### WHAT YOU WILL DO
Could you return each line from the one bearing "Read out every word on this page." through the last line of the entries, exactly as it stands, with no pictures?

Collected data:
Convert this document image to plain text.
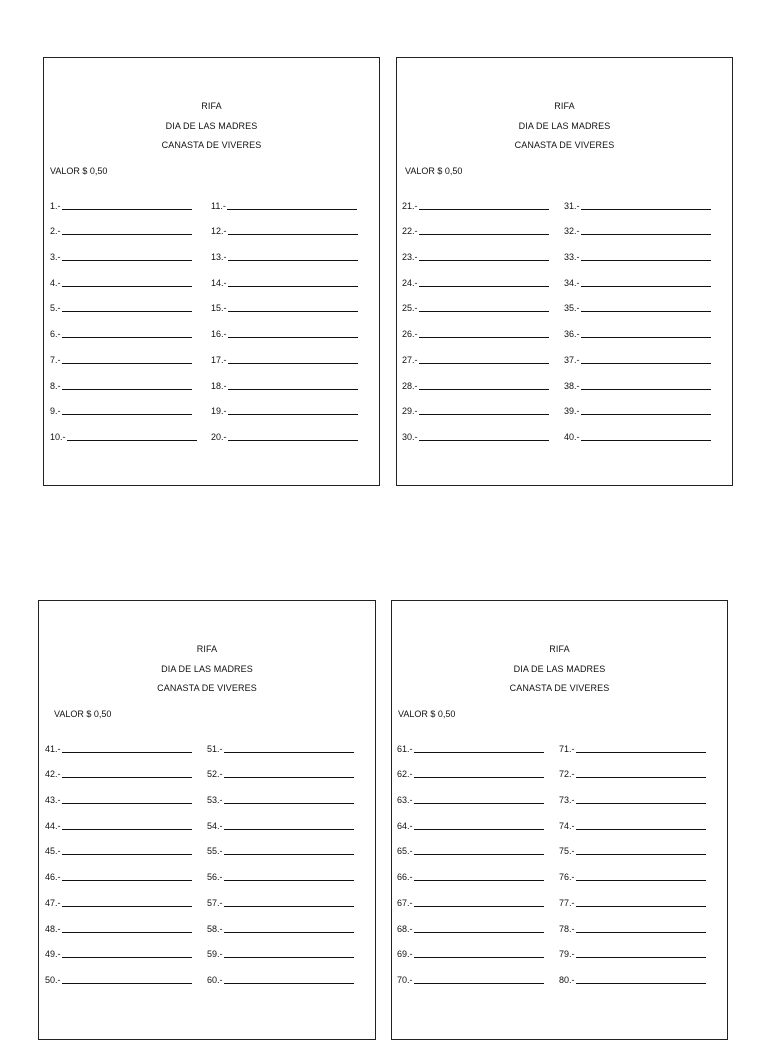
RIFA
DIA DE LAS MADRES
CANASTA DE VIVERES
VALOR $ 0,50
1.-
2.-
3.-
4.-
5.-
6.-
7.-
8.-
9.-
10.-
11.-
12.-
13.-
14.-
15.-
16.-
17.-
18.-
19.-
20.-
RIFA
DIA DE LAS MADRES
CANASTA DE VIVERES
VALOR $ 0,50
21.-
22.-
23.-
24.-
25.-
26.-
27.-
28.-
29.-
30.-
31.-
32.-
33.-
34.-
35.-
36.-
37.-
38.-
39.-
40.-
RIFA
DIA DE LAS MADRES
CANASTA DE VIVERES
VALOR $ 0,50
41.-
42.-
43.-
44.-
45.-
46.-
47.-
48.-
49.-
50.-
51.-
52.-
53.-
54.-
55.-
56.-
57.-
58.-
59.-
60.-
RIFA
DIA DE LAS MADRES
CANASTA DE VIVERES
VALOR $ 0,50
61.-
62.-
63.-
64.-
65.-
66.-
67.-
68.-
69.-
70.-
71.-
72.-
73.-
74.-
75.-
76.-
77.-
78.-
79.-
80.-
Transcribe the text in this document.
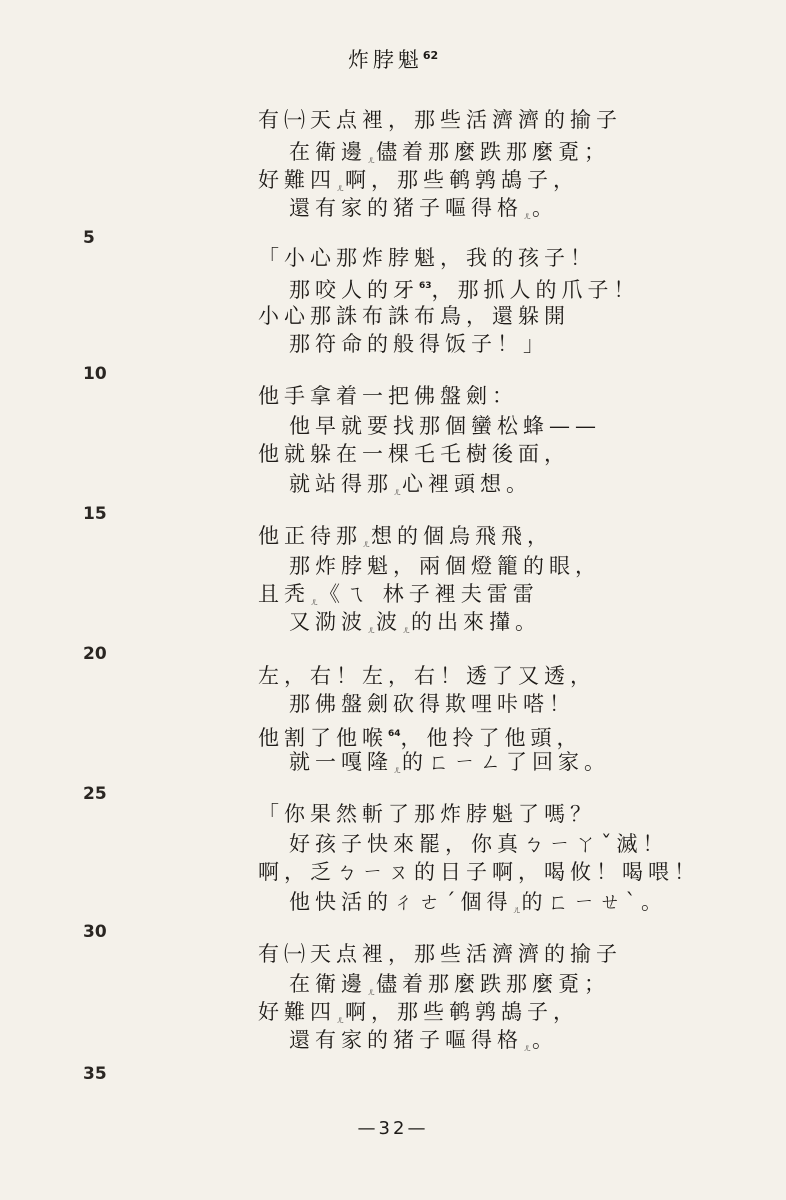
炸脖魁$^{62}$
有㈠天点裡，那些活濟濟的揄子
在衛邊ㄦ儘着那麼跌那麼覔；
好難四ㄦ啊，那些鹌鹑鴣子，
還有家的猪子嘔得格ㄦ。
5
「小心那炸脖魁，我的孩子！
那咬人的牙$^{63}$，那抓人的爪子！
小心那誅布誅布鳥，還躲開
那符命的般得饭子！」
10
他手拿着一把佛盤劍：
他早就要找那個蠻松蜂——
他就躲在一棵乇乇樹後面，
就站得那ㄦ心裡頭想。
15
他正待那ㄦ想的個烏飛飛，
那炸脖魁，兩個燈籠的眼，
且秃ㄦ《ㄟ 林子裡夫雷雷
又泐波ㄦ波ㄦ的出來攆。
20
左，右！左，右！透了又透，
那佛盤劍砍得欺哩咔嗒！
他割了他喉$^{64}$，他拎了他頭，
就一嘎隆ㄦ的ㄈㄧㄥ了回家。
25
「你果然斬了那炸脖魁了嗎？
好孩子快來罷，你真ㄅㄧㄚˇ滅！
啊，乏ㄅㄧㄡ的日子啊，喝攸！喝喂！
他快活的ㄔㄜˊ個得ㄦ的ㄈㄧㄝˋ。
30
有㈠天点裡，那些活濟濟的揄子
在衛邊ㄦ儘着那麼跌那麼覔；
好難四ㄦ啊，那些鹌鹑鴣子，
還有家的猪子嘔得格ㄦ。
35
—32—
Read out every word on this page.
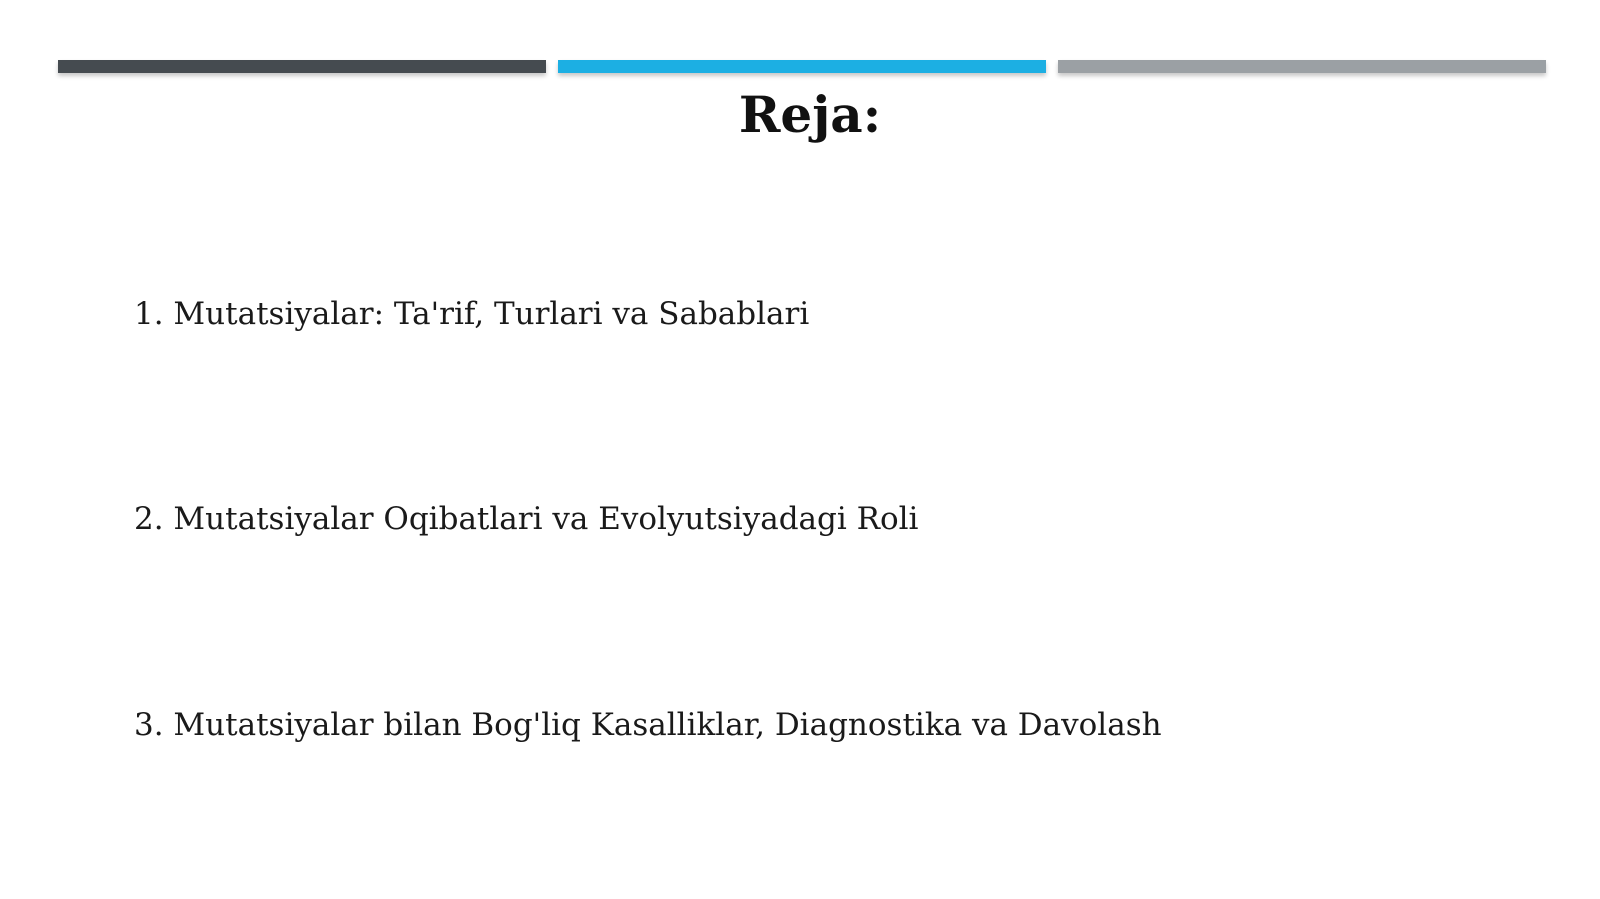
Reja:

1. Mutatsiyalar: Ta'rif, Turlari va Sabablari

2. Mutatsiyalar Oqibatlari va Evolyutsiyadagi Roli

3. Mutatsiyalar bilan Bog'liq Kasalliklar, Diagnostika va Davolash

### FINAL ANSWER
Read out every word on this page.
Reja:

1. Mutatsiyalar: Ta'rif, Turlari va Sabablari

2. Mutatsiyalar Oqibatlari va Evolyutsiyadagi Roli

3. Mutatsiyalar bilan Bog'liq Kasalliklar, Diagnostika va Davolash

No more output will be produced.